#### Work instructions:
Wherever the string "Burp" occurs in a line of these records, report that line.

==================================================

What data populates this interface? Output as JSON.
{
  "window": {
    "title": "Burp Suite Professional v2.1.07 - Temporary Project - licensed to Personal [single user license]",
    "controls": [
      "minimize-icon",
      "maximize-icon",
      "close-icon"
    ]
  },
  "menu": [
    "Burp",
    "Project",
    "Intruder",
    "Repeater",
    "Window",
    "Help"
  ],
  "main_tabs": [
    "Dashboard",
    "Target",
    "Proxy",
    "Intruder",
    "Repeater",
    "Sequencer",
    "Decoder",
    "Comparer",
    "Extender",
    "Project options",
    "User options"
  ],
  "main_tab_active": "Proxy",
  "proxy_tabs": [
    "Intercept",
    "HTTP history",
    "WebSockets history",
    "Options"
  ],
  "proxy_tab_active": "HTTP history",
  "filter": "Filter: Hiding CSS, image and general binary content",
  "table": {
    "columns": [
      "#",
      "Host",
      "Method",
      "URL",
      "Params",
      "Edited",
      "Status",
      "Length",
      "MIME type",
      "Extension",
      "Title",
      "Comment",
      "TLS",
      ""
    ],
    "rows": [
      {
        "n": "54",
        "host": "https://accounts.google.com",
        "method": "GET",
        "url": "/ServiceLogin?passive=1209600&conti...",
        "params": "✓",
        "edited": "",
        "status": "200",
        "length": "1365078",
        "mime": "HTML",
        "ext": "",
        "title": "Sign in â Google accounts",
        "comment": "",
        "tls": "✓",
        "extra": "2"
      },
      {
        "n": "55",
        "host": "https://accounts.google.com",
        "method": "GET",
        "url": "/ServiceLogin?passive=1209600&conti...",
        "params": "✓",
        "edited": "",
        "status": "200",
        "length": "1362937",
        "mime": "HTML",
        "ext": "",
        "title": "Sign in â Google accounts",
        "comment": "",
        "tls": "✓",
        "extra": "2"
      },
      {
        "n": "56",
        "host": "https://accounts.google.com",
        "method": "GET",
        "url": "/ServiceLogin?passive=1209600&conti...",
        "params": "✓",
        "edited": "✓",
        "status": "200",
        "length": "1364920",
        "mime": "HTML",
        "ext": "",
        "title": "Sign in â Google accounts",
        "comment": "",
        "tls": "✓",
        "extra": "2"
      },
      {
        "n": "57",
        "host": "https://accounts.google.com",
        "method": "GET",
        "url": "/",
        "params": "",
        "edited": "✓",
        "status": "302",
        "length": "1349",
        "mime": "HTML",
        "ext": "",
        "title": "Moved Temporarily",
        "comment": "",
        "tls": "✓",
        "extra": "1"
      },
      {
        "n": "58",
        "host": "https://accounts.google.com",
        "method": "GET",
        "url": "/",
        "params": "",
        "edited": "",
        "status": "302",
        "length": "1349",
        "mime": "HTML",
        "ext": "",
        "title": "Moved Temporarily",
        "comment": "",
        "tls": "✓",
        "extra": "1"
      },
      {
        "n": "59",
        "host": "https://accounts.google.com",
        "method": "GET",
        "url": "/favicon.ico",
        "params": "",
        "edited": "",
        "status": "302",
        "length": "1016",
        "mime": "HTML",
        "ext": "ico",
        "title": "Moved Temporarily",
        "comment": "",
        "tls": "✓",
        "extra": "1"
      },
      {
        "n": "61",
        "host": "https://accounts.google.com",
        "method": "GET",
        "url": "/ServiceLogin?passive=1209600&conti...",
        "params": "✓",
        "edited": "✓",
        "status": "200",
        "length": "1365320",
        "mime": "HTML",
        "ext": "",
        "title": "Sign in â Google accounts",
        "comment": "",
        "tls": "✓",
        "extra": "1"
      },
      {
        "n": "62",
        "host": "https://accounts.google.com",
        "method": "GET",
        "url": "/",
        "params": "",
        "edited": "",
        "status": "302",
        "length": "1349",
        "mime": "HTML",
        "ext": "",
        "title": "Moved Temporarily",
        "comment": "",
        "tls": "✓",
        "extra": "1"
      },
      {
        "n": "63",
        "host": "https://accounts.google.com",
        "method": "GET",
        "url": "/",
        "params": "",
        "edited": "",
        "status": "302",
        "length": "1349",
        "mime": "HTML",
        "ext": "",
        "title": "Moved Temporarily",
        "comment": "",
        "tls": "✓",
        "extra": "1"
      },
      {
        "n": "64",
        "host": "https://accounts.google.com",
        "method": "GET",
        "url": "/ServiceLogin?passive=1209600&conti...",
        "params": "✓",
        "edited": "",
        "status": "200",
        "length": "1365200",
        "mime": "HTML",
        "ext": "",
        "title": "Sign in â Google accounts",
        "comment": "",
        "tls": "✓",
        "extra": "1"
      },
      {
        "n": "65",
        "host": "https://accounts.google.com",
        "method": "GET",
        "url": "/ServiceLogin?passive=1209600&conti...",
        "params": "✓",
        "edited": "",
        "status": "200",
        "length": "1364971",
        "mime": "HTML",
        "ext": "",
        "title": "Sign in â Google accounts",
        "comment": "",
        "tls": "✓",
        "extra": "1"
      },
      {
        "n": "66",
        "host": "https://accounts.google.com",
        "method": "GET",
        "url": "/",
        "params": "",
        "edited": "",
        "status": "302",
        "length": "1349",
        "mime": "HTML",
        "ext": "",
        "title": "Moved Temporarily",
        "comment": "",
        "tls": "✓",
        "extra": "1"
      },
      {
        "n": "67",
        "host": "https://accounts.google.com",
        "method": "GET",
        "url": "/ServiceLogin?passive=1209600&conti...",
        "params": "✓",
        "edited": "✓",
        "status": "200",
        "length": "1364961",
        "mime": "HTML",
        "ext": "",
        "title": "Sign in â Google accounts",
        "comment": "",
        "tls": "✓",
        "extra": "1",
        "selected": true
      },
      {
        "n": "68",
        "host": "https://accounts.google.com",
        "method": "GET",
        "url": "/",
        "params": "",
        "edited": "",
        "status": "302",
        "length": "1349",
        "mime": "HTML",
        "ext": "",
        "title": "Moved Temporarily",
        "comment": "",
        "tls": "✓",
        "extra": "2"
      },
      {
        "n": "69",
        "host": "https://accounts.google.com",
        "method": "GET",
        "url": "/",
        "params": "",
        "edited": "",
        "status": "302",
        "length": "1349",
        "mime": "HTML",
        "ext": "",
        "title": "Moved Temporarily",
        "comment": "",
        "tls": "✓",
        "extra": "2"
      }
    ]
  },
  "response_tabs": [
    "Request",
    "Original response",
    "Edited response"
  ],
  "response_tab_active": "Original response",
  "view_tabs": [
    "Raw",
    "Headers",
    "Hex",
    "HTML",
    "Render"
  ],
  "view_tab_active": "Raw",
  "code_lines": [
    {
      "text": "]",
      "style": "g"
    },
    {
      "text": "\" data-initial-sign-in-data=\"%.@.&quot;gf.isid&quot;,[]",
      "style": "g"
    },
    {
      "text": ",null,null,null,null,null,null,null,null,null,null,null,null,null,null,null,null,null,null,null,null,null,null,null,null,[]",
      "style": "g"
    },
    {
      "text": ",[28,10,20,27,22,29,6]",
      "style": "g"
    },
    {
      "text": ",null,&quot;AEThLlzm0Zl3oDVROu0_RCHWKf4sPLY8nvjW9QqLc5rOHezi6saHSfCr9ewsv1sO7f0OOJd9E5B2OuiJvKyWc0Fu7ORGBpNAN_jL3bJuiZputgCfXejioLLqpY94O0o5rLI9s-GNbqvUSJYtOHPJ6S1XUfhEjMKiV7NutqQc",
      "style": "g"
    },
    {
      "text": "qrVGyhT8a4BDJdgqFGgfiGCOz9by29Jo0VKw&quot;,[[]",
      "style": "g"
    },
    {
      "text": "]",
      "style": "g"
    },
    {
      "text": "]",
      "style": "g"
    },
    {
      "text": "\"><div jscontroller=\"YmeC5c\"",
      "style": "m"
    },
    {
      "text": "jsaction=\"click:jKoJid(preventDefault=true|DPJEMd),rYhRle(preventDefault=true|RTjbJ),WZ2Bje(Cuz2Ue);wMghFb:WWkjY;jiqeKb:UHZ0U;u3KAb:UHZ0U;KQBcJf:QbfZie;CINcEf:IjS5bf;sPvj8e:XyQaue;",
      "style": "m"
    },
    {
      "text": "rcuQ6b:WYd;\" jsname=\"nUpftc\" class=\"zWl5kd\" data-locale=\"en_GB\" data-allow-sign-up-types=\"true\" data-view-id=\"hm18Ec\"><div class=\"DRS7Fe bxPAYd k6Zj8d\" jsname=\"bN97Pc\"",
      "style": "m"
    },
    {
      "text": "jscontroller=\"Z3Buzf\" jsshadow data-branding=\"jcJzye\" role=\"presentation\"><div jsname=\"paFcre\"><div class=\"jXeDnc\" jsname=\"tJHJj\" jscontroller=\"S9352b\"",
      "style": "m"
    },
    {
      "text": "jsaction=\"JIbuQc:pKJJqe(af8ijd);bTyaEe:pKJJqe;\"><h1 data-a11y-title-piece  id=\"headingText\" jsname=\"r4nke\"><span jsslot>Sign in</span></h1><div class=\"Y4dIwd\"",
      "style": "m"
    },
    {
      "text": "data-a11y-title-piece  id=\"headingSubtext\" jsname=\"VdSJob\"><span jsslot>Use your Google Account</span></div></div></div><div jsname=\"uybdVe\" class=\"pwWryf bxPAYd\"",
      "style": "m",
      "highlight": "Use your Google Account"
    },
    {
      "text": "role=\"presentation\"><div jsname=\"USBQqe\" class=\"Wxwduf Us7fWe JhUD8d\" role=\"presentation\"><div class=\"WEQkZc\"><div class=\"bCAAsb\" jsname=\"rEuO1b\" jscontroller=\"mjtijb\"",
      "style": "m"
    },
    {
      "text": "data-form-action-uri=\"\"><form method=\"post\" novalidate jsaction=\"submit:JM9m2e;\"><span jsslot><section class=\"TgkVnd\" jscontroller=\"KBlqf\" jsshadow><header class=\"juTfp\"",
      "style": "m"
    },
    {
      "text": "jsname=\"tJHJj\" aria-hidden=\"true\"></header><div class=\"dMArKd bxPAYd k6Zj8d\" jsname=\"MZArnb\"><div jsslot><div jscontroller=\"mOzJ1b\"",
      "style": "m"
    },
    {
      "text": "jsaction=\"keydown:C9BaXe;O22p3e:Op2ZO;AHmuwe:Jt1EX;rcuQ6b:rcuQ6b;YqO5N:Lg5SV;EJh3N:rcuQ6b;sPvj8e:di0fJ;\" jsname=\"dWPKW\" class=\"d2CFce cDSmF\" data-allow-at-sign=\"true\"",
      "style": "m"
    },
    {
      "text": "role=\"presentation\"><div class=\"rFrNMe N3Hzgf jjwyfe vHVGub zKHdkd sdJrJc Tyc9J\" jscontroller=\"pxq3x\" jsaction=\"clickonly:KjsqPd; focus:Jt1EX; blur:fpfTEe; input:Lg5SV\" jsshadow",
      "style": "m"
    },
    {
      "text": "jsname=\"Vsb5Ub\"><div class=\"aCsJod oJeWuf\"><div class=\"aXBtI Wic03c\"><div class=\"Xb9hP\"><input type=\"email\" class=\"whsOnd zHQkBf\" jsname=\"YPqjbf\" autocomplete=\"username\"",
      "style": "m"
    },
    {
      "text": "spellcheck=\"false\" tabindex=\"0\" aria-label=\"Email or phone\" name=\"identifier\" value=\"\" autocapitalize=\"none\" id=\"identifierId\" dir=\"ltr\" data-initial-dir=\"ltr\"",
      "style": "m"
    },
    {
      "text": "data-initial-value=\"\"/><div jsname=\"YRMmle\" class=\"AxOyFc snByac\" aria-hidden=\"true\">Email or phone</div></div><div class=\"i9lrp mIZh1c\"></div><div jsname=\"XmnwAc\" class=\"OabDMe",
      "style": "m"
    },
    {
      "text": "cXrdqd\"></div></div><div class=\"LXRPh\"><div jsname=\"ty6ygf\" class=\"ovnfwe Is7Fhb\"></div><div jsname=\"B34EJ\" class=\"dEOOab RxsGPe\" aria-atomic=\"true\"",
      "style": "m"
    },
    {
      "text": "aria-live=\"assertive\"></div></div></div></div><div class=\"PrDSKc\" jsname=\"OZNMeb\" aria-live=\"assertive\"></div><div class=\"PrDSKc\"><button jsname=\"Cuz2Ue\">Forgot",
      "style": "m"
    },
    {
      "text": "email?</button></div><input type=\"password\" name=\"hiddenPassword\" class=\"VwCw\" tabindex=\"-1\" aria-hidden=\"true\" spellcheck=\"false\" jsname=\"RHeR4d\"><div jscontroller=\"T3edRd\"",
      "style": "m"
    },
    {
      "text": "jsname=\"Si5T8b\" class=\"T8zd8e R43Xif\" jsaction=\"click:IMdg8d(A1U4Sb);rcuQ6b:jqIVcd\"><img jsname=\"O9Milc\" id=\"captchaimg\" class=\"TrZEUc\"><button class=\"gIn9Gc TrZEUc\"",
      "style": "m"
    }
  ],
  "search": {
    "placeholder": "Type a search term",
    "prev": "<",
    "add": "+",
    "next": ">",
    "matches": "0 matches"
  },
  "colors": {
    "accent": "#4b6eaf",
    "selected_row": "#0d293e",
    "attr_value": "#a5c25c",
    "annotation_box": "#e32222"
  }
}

==================================================

#### Output for this exercise:
    "title": "Burp Suite Professional v2.1.07 - Temporary Project - licensed to Personal [single user license]",
    "Burp",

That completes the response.